**Given records:**
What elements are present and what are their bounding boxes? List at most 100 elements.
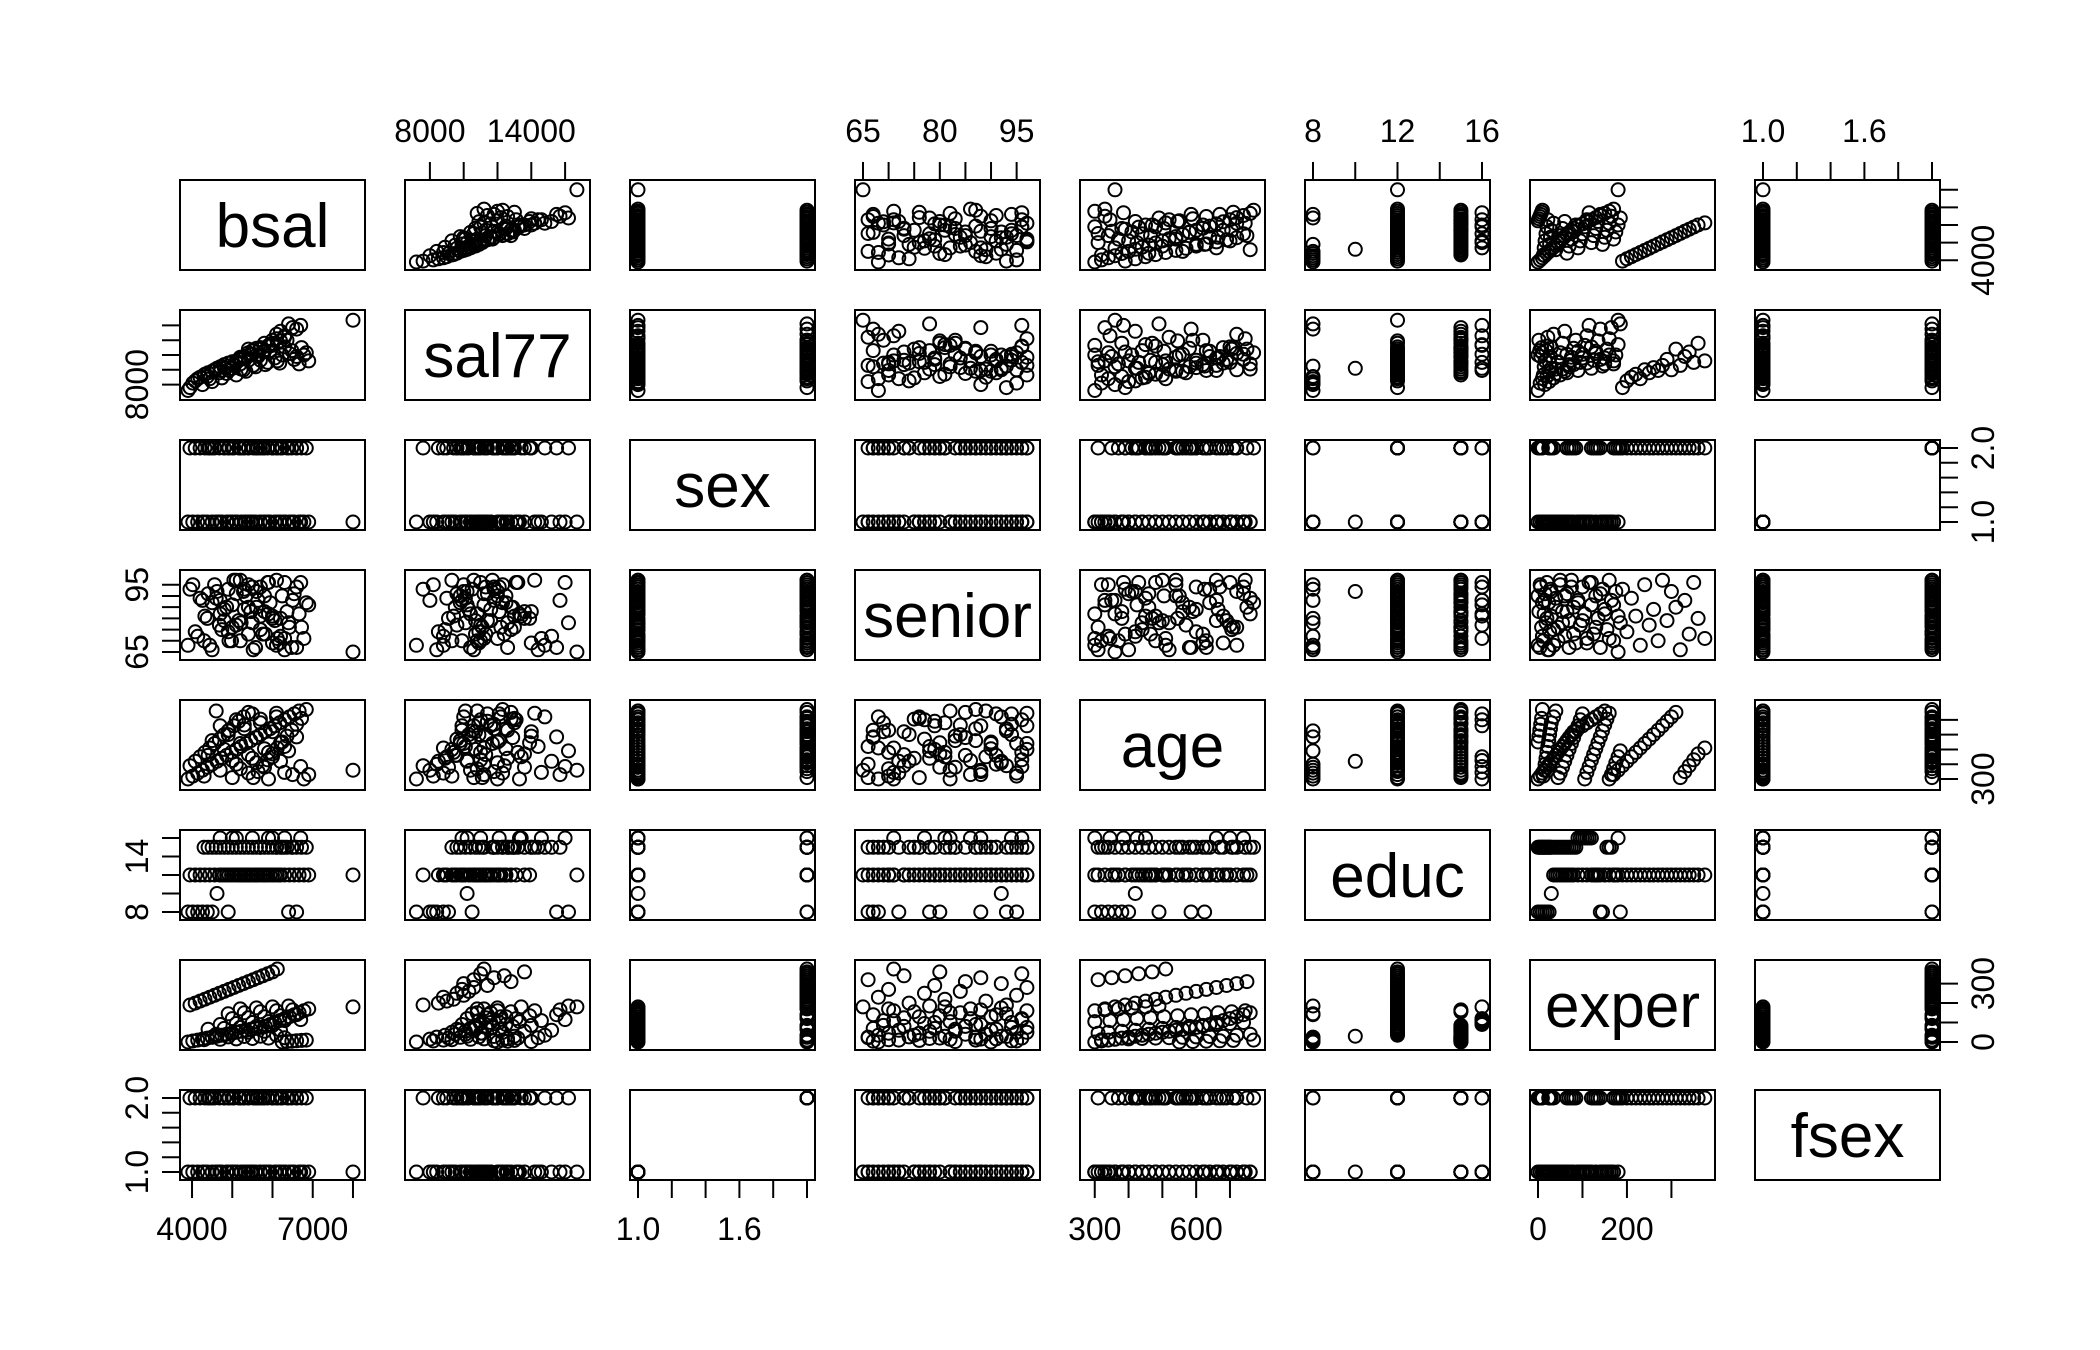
point-educ-vs-senior-15 — [1004, 867, 1019, 883]
point-exper-vs-senior-58 — [968, 1029, 984, 1045]
point-age-vs-bsal-68 — [200, 747, 216, 763]
point-age-vs-bsal-82 — [273, 735, 288, 751]
point-fsex-vs-senior-82 — [932, 1090, 948, 1106]
point-senior-vs-age-89 — [1110, 633, 1126, 649]
point-senior-vs-age-73 — [1208, 592, 1224, 608]
point-age-vs-sal77-60 — [486, 721, 502, 737]
point-bsal-vs-educ-84 — [1305, 236, 1321, 252]
point-educ-vs-senior-41 — [973, 867, 989, 883]
point-educ-vs-sal77-4 — [441, 904, 456, 920]
point-age-vs-sex-92 — [799, 743, 815, 759]
panel-frame-age-bsal — [179, 699, 366, 791]
point-fsex-vs-sal77-81 — [498, 1090, 514, 1106]
point-age-vs-senior-40 — [860, 770, 876, 786]
point-bsal-vs-senior-86 — [906, 222, 922, 238]
point-bsal-vs-fsex-92 — [1924, 210, 1940, 226]
point-senior-vs-sal77-69 — [468, 613, 483, 629]
point-exper-vs-bsal-45 — [269, 961, 285, 977]
panel-frame-bsal-exper — [1529, 179, 1716, 271]
point-senior-vs-age-19 — [1215, 635, 1231, 651]
point-fsex-vs-senior-32 — [1009, 1090, 1025, 1106]
panel-frame-senior-exper — [1529, 569, 1716, 661]
point-sal77-vs-age-53 — [1107, 359, 1123, 375]
point-bsal-vs-age-33 — [1178, 240, 1194, 256]
point-exper-vs-senior-25 — [963, 1001, 978, 1017]
point-bsal-vs-senior-49 — [1004, 206, 1019, 222]
point-educ-vs-bsal-86 — [252, 839, 268, 855]
point-fsex-vs-senior-60 — [998, 1090, 1014, 1106]
point-educ-vs-bsal-34 — [216, 867, 232, 883]
point-age-vs-senior-26 — [855, 762, 871, 778]
point-senior-vs-sal77-58 — [452, 595, 468, 611]
point-senior-vs-educ-86 — [1453, 622, 1469, 638]
point-senior-vs-age-57 — [1161, 642, 1177, 658]
point-educ-vs-age-88 — [1097, 839, 1113, 855]
point-sal77-vs-senior-81 — [983, 343, 999, 359]
point-bsal-vs-age-66 — [1114, 221, 1130, 236]
diag-label-bsal: bsal — [216, 192, 330, 261]
point-senior-vs-exper-30 — [1628, 608, 1644, 624]
point-bsal-vs-age-64 — [1090, 235, 1106, 251]
point-age-vs-educ-70 — [1453, 736, 1469, 751]
panel-frame-fsex-sex — [629, 1089, 816, 1181]
point-senior-vs-age-70 — [1168, 572, 1184, 588]
point-bsal-vs-exper-89 — [1606, 231, 1622, 247]
point-age-vs-bsal-79 — [224, 753, 240, 768]
point-sex-vs-sal77-68 — [449, 440, 465, 456]
point-exper-vs-bsal-58 — [204, 1029, 220, 1045]
point-sex-vs-senior-80 — [896, 440, 912, 456]
point-sex-vs-bsal-69 — [216, 440, 232, 456]
point-exper-vs-sal77-29 — [439, 993, 455, 1009]
diag-label-sex: sex — [674, 452, 770, 521]
point-sal77-vs-sex-84 — [630, 358, 646, 374]
point-educ-vs-bsal-88 — [285, 839, 301, 855]
point-sex-vs-sal77-81 — [498, 440, 514, 456]
point-exper-vs-fsex-78 — [1755, 1012, 1771, 1028]
point-senior-vs-sex-25 — [630, 597, 646, 613]
point-age-vs-fsex-72 — [1924, 724, 1940, 740]
point-age-vs-senior-71 — [957, 730, 973, 746]
point-bsal-vs-fsex-84 — [1755, 236, 1771, 252]
point-educ-vs-sal77-28 — [430, 867, 446, 883]
point-fsex-vs-senior-8 — [957, 1164, 973, 1180]
point-age-vs-senior-91 — [937, 749, 953, 765]
point-educ-vs-senior-6 — [993, 886, 1009, 901]
point-exper-vs-age-37 — [1219, 978, 1235, 993]
point-age-vs-sal77-78 — [557, 759, 573, 774]
point-exper-vs-sal77-41 — [486, 970, 502, 986]
point-senior-vs-exper-42 — [1681, 626, 1697, 642]
point-bsal-vs-age-32 — [1168, 242, 1184, 258]
panel-frame-fsex-sal77 — [404, 1089, 591, 1181]
point-sex-vs-bsal-5 — [204, 514, 220, 530]
point-age-vs-sal77-77 — [533, 764, 549, 780]
point-senior-vs-exper-89 — [1606, 633, 1622, 649]
point-bsal-vs-senior-35 — [881, 236, 897, 252]
point-exper-vs-fsex-45 — [1924, 961, 1940, 977]
point-age-vs-sal77-90 — [490, 755, 505, 771]
point-bsal-vs-sal77-27 — [415, 253, 431, 269]
point-fsex-vs-sal77-84 — [464, 1164, 480, 1180]
point-senior-vs-fsex-70 — [1924, 572, 1940, 588]
point-fsex-vs-senior-19 — [876, 1164, 891, 1180]
point-sex-vs-bsal-2 — [190, 514, 206, 530]
point-bsal-vs-fsex-26 — [1755, 182, 1771, 198]
point-bsal-vs-exper-91 — [1610, 217, 1626, 233]
point-sal77-vs-age-62 — [1229, 326, 1245, 342]
point-sex-vs-senior-71 — [957, 440, 973, 456]
point-exper-vs-age-24 — [1087, 1003, 1103, 1019]
point-sal77-vs-fsex-92 — [1924, 316, 1940, 332]
point-senior-vs-educ-83 — [1305, 640, 1321, 655]
point-sex-vs-senior-82 — [932, 440, 948, 456]
point-sal77-vs-educ-79 — [1474, 360, 1490, 376]
point-educ-vs-exper-90 — [1608, 867, 1624, 883]
point-sex-vs-educ-91 — [1474, 440, 1490, 456]
point-fsex-vs-bsal-27 — [182, 1090, 198, 1106]
point-exper-vs-senior-83 — [865, 1007, 881, 1023]
point-fsex-vs-sal77-27 — [415, 1090, 431, 1106]
point-bsal-vs-educ-82 — [1390, 214, 1405, 229]
point-age-vs-educ-91 — [1474, 749, 1490, 765]
point-age-vs-senior-80 — [896, 747, 912, 763]
point-age-vs-bsal-30 — [197, 744, 213, 760]
point-age-vs-bsal-52 — [196, 768, 212, 784]
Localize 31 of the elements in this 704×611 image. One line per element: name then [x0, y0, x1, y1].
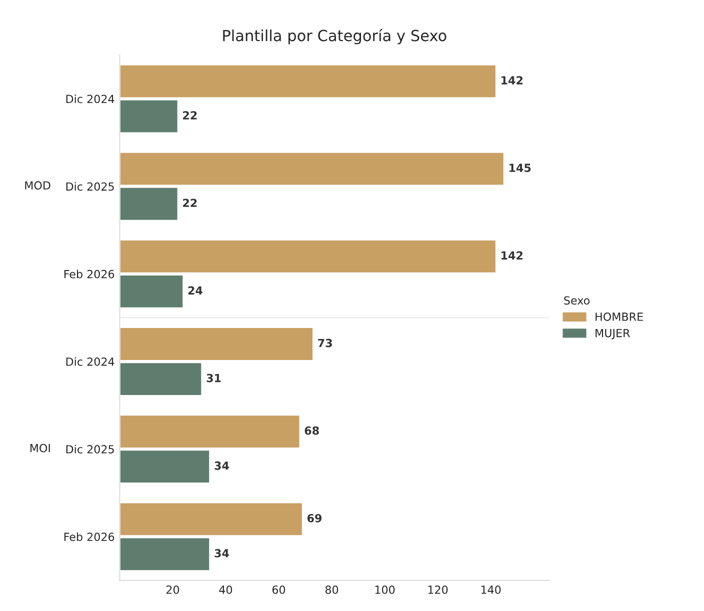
x-tick-label: 140: [481, 586, 501, 594]
legend-label: HOMBRE: [596, 312, 643, 321]
x-tick-label: 60: [272, 586, 286, 594]
data-label: 24: [188, 286, 202, 295]
x-tick-label: 120: [428, 586, 448, 594]
y-tick-label: Dic 2024: [66, 94, 114, 104]
data-label: 31: [206, 374, 221, 382]
legend-title: Sexo: [564, 296, 590, 305]
legend-label: MUJER: [596, 328, 630, 340]
x-tick-label: 100: [375, 586, 395, 594]
data-label: 69: [307, 514, 322, 522]
data-label: 142: [502, 251, 522, 260]
x-tick-label: 40: [219, 586, 232, 594]
data-label: 22: [183, 198, 197, 207]
y-tick-label: Dic 2024: [66, 357, 114, 366]
text: MOI: [30, 444, 50, 452]
data-label: 145: [509, 164, 531, 172]
data-label: 68: [304, 426, 319, 435]
y-tick-label: Feb 2026: [64, 270, 114, 278]
data-label: 73: [318, 338, 332, 348]
y-tick-label: Dic 2025: [66, 182, 114, 191]
y-tick-label: Dic 2025: [66, 444, 114, 454]
x-tick-label: 20: [166, 586, 180, 594]
x-tick-label: 80: [325, 586, 338, 594]
data-label: 22: [183, 111, 197, 120]
text: MOD: [25, 181, 50, 190]
data-label: 34: [214, 548, 229, 558]
y-tick-label: Feb 2026: [64, 532, 114, 542]
chart-title: Plantilla por Categoría y Sexo: [223, 28, 446, 44]
data-label: 142: [502, 76, 522, 84]
data-label: 34: [214, 461, 229, 470]
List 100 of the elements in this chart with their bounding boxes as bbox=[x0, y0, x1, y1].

**Exercise directions:**
Transcribe the lines verbatim, beginning at the line that contains "point-educ-vs-senior-15 — [1004, 867, 1019, 883]" and stopping after the line that contains "point-senior-vs-age-89 — [1110, 633, 1126, 649]".

**Final result:**
point-educ-vs-senior-15 — [1004, 867, 1019, 883]
point-exper-vs-senior-58 — [968, 1029, 984, 1045]
point-age-vs-bsal-68 — [200, 747, 216, 763]
point-age-vs-bsal-82 — [273, 735, 288, 751]
point-fsex-vs-senior-82 — [932, 1090, 948, 1106]
point-senior-vs-age-89 — [1110, 633, 1126, 649]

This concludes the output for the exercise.